>> Start
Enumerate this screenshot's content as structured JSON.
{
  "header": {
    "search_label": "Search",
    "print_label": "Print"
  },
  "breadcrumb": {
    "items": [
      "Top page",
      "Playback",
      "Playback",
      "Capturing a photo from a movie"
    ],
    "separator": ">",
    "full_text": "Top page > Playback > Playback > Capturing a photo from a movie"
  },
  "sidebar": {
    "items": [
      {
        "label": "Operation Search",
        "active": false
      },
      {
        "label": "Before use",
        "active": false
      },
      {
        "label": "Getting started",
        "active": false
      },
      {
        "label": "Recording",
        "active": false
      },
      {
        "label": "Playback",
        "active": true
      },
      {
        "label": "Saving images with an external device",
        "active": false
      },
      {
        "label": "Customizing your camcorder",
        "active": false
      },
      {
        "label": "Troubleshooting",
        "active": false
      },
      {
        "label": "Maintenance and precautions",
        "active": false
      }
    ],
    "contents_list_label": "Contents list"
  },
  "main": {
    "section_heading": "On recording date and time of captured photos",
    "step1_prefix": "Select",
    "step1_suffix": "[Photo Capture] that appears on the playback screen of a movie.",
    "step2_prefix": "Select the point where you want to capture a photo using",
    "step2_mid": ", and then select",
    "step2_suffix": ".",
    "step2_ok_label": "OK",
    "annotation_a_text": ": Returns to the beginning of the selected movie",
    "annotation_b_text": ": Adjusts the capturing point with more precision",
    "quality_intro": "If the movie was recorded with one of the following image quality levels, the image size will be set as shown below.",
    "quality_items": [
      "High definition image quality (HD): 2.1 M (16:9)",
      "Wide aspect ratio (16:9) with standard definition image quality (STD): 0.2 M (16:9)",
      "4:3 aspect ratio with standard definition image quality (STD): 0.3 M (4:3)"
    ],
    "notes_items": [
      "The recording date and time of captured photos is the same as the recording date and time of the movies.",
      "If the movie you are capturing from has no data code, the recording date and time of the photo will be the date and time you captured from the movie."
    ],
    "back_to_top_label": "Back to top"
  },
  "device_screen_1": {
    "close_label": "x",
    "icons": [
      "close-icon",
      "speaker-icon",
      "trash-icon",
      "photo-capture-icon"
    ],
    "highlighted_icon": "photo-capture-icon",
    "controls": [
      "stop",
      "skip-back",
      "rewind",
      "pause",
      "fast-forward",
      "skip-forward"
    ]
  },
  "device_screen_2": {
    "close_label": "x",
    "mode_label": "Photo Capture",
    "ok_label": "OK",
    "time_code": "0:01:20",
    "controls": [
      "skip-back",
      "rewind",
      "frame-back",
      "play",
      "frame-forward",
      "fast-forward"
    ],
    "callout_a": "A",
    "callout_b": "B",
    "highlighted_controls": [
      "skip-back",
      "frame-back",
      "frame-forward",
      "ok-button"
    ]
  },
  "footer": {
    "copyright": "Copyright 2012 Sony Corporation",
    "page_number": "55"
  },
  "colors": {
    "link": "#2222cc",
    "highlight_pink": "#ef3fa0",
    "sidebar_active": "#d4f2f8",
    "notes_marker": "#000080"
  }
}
>> End
The records above should be repeated in full, exactly as given.

*COMPLETE RESPONSE*
Enumerate this screenshot's content as structured JSON.
{
  "header": {
    "search_label": "Search",
    "print_label": "Print"
  },
  "breadcrumb": {
    "items": [
      "Top page",
      "Playback",
      "Playback",
      "Capturing a photo from a movie"
    ],
    "separator": ">",
    "full_text": "Top page > Playback > Playback > Capturing a photo from a movie"
  },
  "sidebar": {
    "items": [
      {
        "label": "Operation Search",
        "active": false
      },
      {
        "label": "Before use",
        "active": false
      },
      {
        "label": "Getting started",
        "active": false
      },
      {
        "label": "Recording",
        "active": false
      },
      {
        "label": "Playback",
        "active": true
      },
      {
        "label": "Saving images with an external device",
        "active": false
      },
      {
        "label": "Customizing your camcorder",
        "active": false
      },
      {
        "label": "Troubleshooting",
        "active": false
      },
      {
        "label": "Maintenance and precautions",
        "active": false
      }
    ],
    "contents_list_label": "Contents list"
  },
  "main": {
    "section_heading": "On recording date and time of captured photos",
    "step1_prefix": "Select",
    "step1_suffix": "[Photo Capture] that appears on the playback screen of a movie.",
    "step2_prefix": "Select the point where you want to capture a photo using",
    "step2_mid": ", and then select",
    "step2_suffix": ".",
    "step2_ok_label": "OK",
    "annotation_a_text": ": Returns to the beginning of the selected movie",
    "annotation_b_text": ": Adjusts the capturing point with more precision",
    "quality_intro": "If the movie was recorded with one of the following image quality levels, the image size will be set as shown below.",
    "quality_items": [
      "High definition image quality (HD): 2.1 M (16:9)",
      "Wide aspect ratio (16:9) with standard definition image quality (STD): 0.2 M (16:9)",
      "4:3 aspect ratio with standard definition image quality (STD): 0.3 M (4:3)"
    ],
    "notes_items": [
      "The recording date and time of captured photos is the same as the recording date and time of the movies.",
      "If the movie you are capturing from has no data code, the recording date and time of the photo will be the date and time you captured from the movie."
    ],
    "back_to_top_label": "Back to top"
  },
  "device_screen_1": {
    "close_label": "x",
    "icons": [
      "close-icon",
      "speaker-icon",
      "trash-icon",
      "photo-capture-icon"
    ],
    "highlighted_icon": "photo-capture-icon",
    "controls": [
      "stop",
      "skip-back",
      "rewind",
      "pause",
      "fast-forward",
      "skip-forward"
    ]
  },
  "device_screen_2": {
    "close_label": "x",
    "mode_label": "Photo Capture",
    "ok_label": "OK",
    "time_code": "0:01:20",
    "controls": [
      "skip-back",
      "rewind",
      "frame-back",
      "play",
      "frame-forward",
      "fast-forward"
    ],
    "callout_a": "A",
    "callout_b": "B",
    "highlighted_controls": [
      "skip-back",
      "frame-back",
      "frame-forward",
      "ok-button"
    ]
  },
  "footer": {
    "copyright": "Copyright 2012 Sony Corporation",
    "page_number": "55"
  },
  "colors": {
    "link": "#2222cc",
    "highlight_pink": "#ef3fa0",
    "sidebar_active": "#d4f2f8",
    "notes_marker": "#000080"
  }
}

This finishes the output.